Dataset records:
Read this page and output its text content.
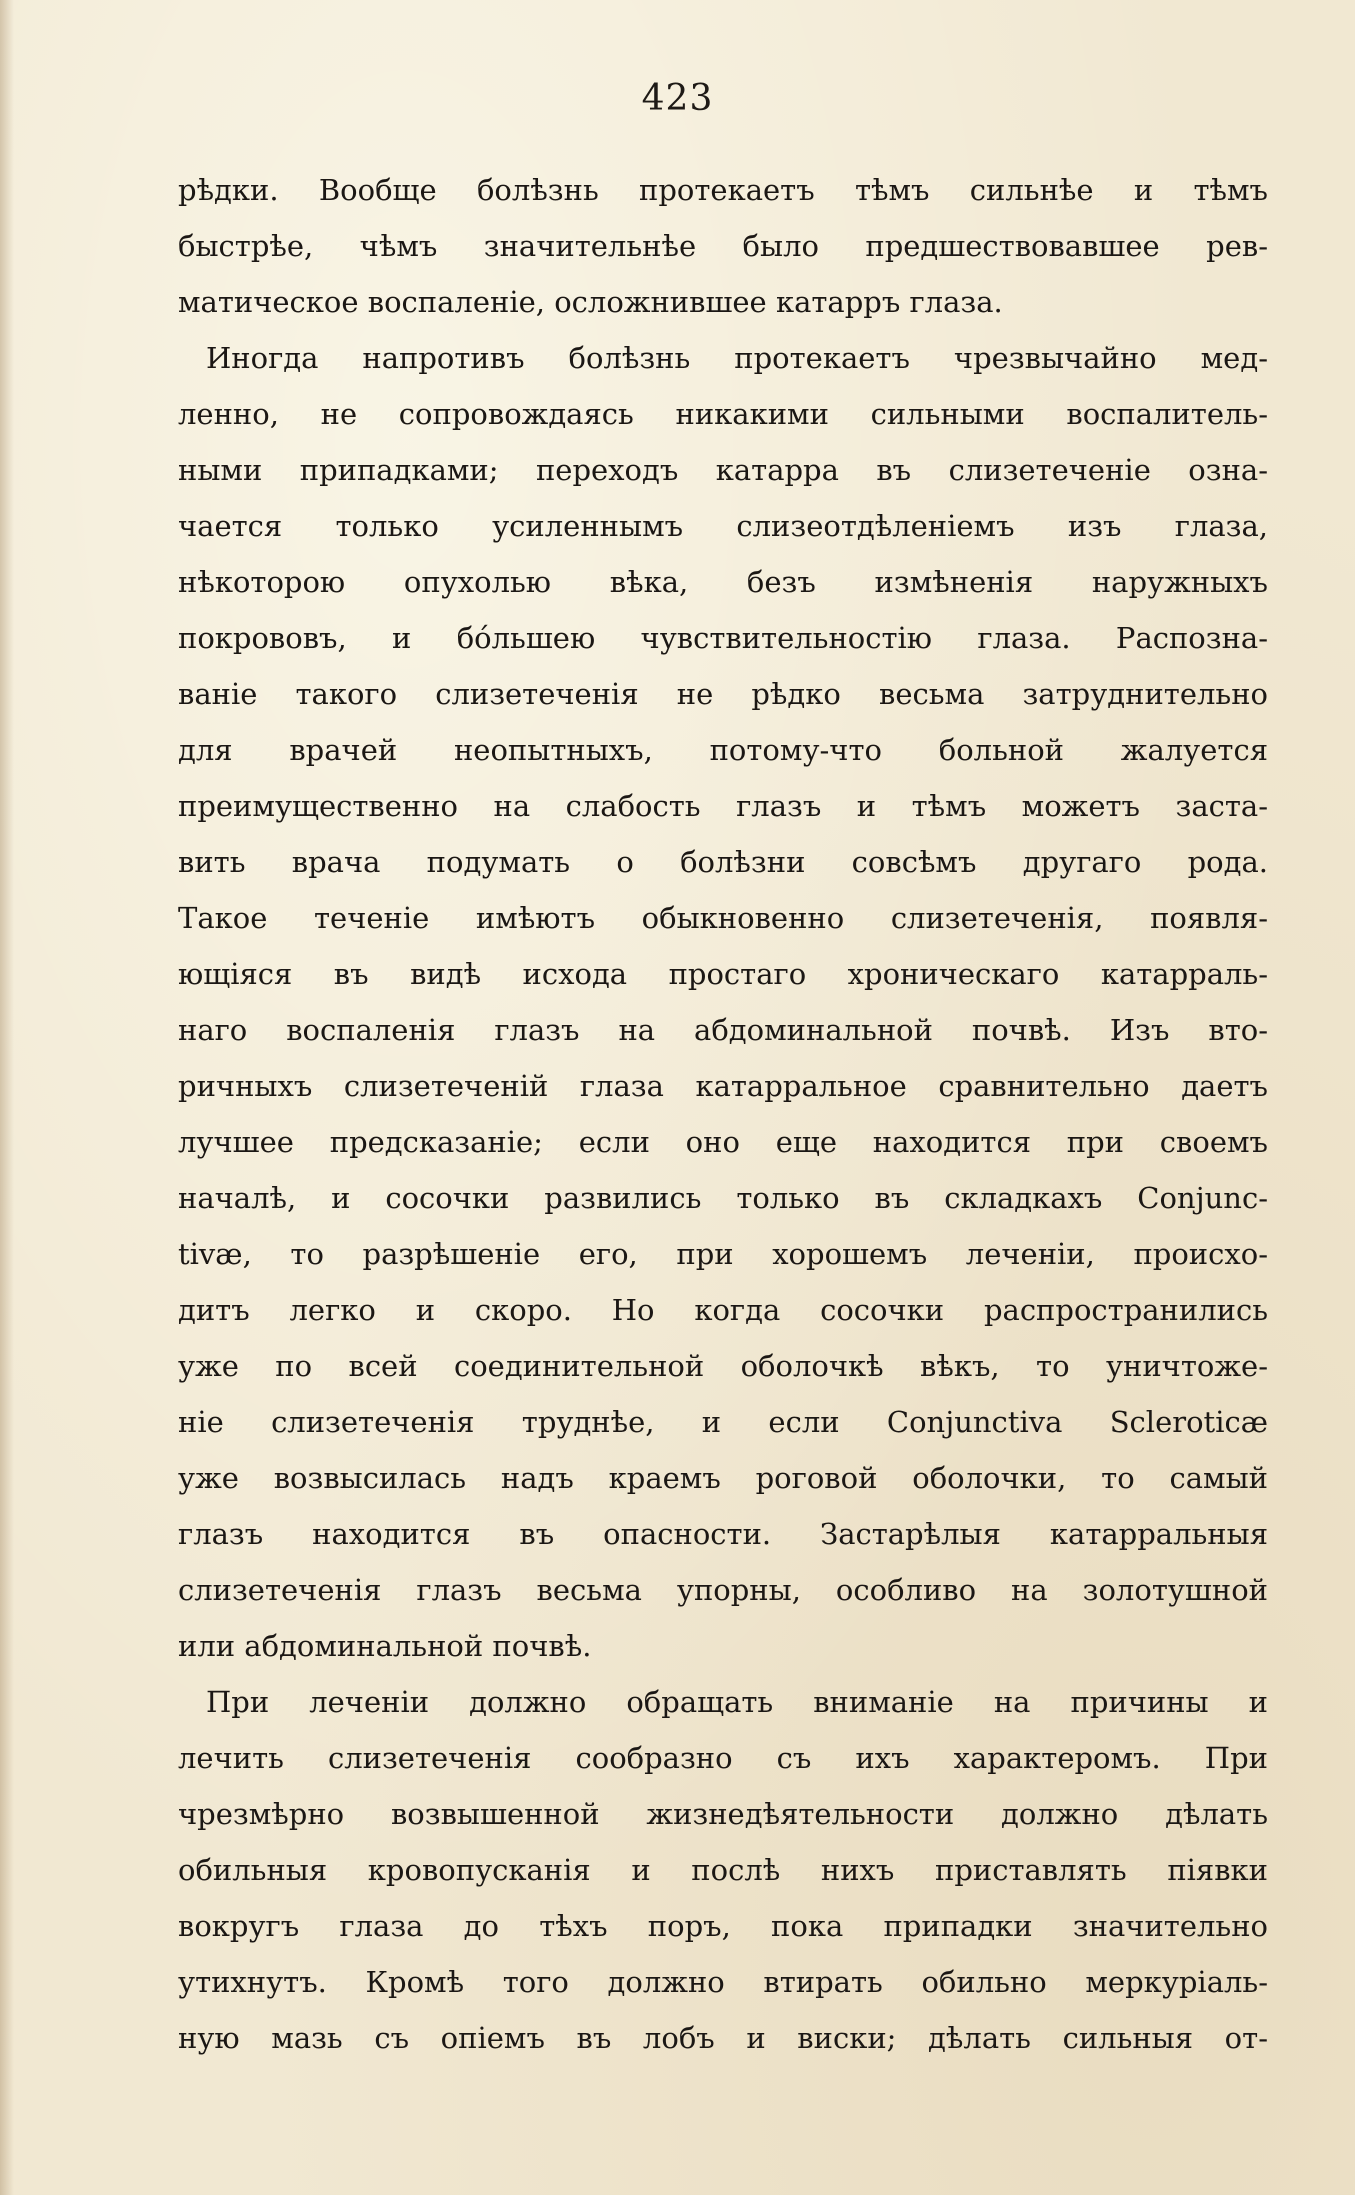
423
рѣдки. Вообще болѣзнь протекаетъ тѣмъ сильнѣе и тѣмъ
быстрѣе, чѣмъ значительнѣе было предшествовавшее рев-
матическое воспаленіе, осложнившее катарръ глаза.
Иногда напротивъ болѣзнь протекаетъ чрезвычайно мед-
ленно, не сопровождаясь никакими сильными воспалитель-
ными припадками; переходъ катарра въ слизетеченіе озна-
чается только усиленнымъ слизеотдѣленіемъ изъ глаза,
нѣкоторою опухолью вѣка, безъ измѣненія наружныхъ
покрововъ, и бо́льшею чувствительностію глаза. Распозна-
ваніе такого слизетеченія не рѣдко весьма затруднительно
для врачей неопытныхъ, потому-что больной жалуется
преимущественно на слабость глазъ и тѣмъ можетъ заста-
вить врача подумать о болѣзни совсѣмъ другаго рода.
Такое теченіе имѣютъ обыкновенно слизетеченія, появля-
ющіяся въ видѣ исхода простаго хроническаго катарраль-
наго воспаленія глазъ на абдоминальной почвѣ. Изъ вто-
ричныхъ слизетеченій глаза катарральное сравнительно даетъ
лучшее предсказаніе; если оно еще находится при своемъ
началѣ, и сосочки развились только въ складкахъ Conjunc-
tivæ, то разрѣшеніе его, при хорошемъ леченіи, происхо-
дитъ легко и скоро. Но когда сосочки распространились
уже по всей соединительной оболочкѣ вѣкъ, то уничтоже-
ніе слизетеченія труднѣе, и если Conjunctiva Scleroticæ
уже возвысилась надъ краемъ роговой оболочки, то самый
глазъ находится въ опасности. Застарѣлыя катарральныя
слизетеченія глазъ весьма упорны, особливо на золотушной
или абдоминальной почвѣ.
При леченіи должно обращать вниманіе на причины и
лечить слизетеченія сообразно съ ихъ характеромъ. При
чрезмѣрно возвышенной жизнедѣятельности должно дѣлать
обильныя кровопусканія и послѣ нихъ приставлять піявки
вокругъ глаза до тѣхъ поръ, пока припадки значительно
утихнутъ. Кромѣ того должно втирать обильно меркуріаль-
ную мазь съ опіемъ въ лобъ и виски; дѣлать сильныя от-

Task goal:
Quote the entries in full. Any image among them is to be omitted from the copy.

Written response:
Read this page and output its text content.
423
рѣдки. Вообще болѣзнь протекаетъ тѣмъ сильнѣе и тѣмъ
быстрѣе, чѣмъ значительнѣе было предшествовавшее рев-
матическое воспаленіе, осложнившее катарръ глаза.
Иногда напротивъ болѣзнь протекаетъ чрезвычайно мед-
ленно, не сопровождаясь никакими сильными воспалитель-
ными припадками; переходъ катарра въ слизетеченіе озна-
чается только усиленнымъ слизеотдѣленіемъ изъ глаза,
нѣкоторою опухолью вѣка, безъ измѣненія наружныхъ
покрововъ, и бо́льшею чувствительностію глаза. Распозна-
ваніе такого слизетеченія не рѣдко весьма затруднительно
для врачей неопытныхъ, потому-что больной жалуется
преимущественно на слабость глазъ и тѣмъ можетъ заста-
вить врача подумать о болѣзни совсѣмъ другаго рода.
Такое теченіе имѣютъ обыкновенно слизетеченія, появля-
ющіяся въ видѣ исхода простаго хроническаго катарраль-
наго воспаленія глазъ на абдоминальной почвѣ. Изъ вто-
ричныхъ слизетеченій глаза катарральное сравнительно даетъ
лучшее предсказаніе; если оно еще находится при своемъ
началѣ, и сосочки развились только въ складкахъ Conjunc-
tivæ, то разрѣшеніе его, при хорошемъ леченіи, происхо-
дитъ легко и скоро. Но когда сосочки распространились
уже по всей соединительной оболочкѣ вѣкъ, то уничтоже-
ніе слизетеченія труднѣе, и если Conjunctiva Scleroticæ
уже возвысилась надъ краемъ роговой оболочки, то самый
глазъ находится въ опасности. Застарѣлыя катарральныя
слизетеченія глазъ весьма упорны, особливо на золотушной
или абдоминальной почвѣ.
При леченіи должно обращать вниманіе на причины и
лечить слизетеченія сообразно съ ихъ характеромъ. При
чрезмѣрно возвышенной жизнедѣятельности должно дѣлать
обильныя кровопусканія и послѣ нихъ приставлять піявки
вокругъ глаза до тѣхъ поръ, пока припадки значительно
утихнутъ. Кромѣ того должно втирать обильно меркуріаль-
ную мазь съ опіемъ въ лобъ и виски; дѣлать сильныя от-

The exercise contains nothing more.